** begin Given information **

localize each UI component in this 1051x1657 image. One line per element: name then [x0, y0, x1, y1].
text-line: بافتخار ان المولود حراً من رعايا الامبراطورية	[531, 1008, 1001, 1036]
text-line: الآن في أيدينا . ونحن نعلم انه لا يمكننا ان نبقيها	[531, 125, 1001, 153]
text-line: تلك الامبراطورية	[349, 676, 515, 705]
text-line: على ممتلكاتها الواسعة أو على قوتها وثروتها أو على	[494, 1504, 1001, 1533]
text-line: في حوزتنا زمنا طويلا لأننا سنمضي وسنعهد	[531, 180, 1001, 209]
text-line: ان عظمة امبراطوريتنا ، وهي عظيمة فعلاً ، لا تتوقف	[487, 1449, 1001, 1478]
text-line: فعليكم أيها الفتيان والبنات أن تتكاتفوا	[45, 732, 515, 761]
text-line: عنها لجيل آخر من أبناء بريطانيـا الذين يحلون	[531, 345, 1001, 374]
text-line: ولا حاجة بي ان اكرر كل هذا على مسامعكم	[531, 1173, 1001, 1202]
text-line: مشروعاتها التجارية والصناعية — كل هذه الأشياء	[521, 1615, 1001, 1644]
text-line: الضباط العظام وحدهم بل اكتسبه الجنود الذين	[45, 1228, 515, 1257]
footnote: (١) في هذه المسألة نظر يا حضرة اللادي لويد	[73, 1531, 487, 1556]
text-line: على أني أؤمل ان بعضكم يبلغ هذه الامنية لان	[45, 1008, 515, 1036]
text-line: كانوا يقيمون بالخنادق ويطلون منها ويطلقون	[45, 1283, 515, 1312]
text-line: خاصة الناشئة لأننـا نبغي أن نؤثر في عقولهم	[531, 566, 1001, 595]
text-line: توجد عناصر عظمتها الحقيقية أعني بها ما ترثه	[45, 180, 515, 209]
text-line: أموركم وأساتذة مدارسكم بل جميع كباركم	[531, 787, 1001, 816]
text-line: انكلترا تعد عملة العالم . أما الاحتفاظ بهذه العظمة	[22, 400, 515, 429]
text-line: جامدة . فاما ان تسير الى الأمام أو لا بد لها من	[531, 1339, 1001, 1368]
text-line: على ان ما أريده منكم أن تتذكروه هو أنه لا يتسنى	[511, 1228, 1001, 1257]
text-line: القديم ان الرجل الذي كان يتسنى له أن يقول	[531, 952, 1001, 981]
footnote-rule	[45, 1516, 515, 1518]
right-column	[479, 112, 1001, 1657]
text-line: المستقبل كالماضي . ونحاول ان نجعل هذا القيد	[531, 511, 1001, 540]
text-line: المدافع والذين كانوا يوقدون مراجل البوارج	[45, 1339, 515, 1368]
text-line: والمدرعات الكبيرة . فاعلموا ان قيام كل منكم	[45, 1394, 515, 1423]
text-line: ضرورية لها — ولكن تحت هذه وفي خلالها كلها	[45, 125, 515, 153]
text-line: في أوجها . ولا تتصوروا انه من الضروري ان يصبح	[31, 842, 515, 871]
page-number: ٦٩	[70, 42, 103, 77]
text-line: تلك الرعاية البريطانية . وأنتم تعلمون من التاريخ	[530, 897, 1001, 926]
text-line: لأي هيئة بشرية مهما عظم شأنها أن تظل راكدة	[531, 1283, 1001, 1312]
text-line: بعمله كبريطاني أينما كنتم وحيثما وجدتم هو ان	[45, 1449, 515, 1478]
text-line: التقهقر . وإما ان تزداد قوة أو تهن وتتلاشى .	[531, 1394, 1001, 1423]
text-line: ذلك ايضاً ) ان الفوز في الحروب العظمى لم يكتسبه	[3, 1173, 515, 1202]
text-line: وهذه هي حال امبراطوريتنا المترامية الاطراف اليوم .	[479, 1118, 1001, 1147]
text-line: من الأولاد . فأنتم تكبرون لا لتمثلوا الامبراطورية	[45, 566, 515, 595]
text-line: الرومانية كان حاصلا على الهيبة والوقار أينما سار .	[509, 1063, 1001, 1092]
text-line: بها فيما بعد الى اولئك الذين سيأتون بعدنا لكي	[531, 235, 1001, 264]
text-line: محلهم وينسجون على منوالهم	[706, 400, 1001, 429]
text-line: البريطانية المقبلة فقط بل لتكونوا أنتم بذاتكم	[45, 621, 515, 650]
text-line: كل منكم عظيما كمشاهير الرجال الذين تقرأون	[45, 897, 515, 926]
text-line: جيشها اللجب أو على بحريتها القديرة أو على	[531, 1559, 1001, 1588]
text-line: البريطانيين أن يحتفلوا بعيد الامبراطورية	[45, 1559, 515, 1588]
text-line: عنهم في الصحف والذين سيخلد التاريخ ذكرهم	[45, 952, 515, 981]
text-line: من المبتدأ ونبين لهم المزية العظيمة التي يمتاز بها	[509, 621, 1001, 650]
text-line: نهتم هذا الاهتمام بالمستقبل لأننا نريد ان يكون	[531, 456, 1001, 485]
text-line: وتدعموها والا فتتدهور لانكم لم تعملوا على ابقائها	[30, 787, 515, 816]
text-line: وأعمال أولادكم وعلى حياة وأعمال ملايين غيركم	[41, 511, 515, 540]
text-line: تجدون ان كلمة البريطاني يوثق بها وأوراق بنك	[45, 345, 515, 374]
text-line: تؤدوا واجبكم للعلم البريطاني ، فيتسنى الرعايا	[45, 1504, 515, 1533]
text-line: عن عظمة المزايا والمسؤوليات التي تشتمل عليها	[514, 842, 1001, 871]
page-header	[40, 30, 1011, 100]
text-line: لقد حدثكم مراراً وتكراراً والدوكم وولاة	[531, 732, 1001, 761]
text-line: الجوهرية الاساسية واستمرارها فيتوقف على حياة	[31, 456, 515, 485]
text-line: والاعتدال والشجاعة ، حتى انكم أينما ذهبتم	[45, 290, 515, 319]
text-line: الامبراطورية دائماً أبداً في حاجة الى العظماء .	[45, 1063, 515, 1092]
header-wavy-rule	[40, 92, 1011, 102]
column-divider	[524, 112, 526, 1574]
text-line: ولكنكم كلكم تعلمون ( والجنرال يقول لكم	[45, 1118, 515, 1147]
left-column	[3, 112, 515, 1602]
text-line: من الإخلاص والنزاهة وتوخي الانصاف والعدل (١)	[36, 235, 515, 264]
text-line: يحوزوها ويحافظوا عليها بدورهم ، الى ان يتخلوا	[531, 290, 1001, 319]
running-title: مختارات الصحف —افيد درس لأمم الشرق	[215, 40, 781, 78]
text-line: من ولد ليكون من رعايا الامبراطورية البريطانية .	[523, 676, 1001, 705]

** end Given information **

Pull out the entries from the very first line through the line holding "112, 1001, 1657]", that line included, and copy them word for word.

localize each UI component in this 1051x1657 image. One line per element: name then [x0, y0, x1, y1].
text-line: بافتخار ان المولود حراً من رعايا الامبراطورية	[531, 1008, 1001, 1036]
text-line: الآن في أيدينا . ونحن نعلم انه لا يمكننا ان نبقيها	[531, 125, 1001, 153]
text-line: تلك الامبراطورية	[349, 676, 515, 705]
text-line: على ممتلكاتها الواسعة أو على قوتها وثروتها أو على	[494, 1504, 1001, 1533]
text-line: في حوزتنا زمنا طويلا لأننا سنمضي وسنعهد	[531, 180, 1001, 209]
text-line: ان عظمة امبراطوريتنا ، وهي عظيمة فعلاً ، لا تتوقف	[487, 1449, 1001, 1478]
text-line: فعليكم أيها الفتيان والبنات أن تتكاتفوا	[45, 732, 515, 761]
text-line: عنها لجيل آخر من أبناء بريطانيـا الذين يحلون	[531, 345, 1001, 374]
text-line: ولا حاجة بي ان اكرر كل هذا على مسامعكم	[531, 1173, 1001, 1202]
text-line: مشروعاتها التجارية والصناعية — كل هذه الأشياء	[521, 1615, 1001, 1644]
text-line: الضباط العظام وحدهم بل اكتسبه الجنود الذين	[45, 1228, 515, 1257]
footnote: (١) في هذه المسألة نظر يا حضرة اللادي لويد	[73, 1531, 487, 1556]
text-line: على أني أؤمل ان بعضكم يبلغ هذه الامنية لان	[45, 1008, 515, 1036]
text-line: كانوا يقيمون بالخنادق ويطلون منها ويطلقون	[45, 1283, 515, 1312]
text-line: خاصة الناشئة لأننـا نبغي أن نؤثر في عقولهم	[531, 566, 1001, 595]
text-line: توجد عناصر عظمتها الحقيقية أعني بها ما ترثه	[45, 180, 515, 209]
text-line: أموركم وأساتذة مدارسكم بل جميع كباركم	[531, 787, 1001, 816]
text-line: انكلترا تعد عملة العالم . أما الاحتفاظ بهذه العظمة	[22, 400, 515, 429]
text-line: جامدة . فاما ان تسير الى الأمام أو لا بد لها من	[531, 1339, 1001, 1368]
text-line: على ان ما أريده منكم أن تتذكروه هو أنه لا يتسنى	[511, 1228, 1001, 1257]
text-line: القديم ان الرجل الذي كان يتسنى له أن يقول	[531, 952, 1001, 981]
footnote-rule	[45, 1516, 515, 1518]
right-column	[479, 112, 1001, 1657]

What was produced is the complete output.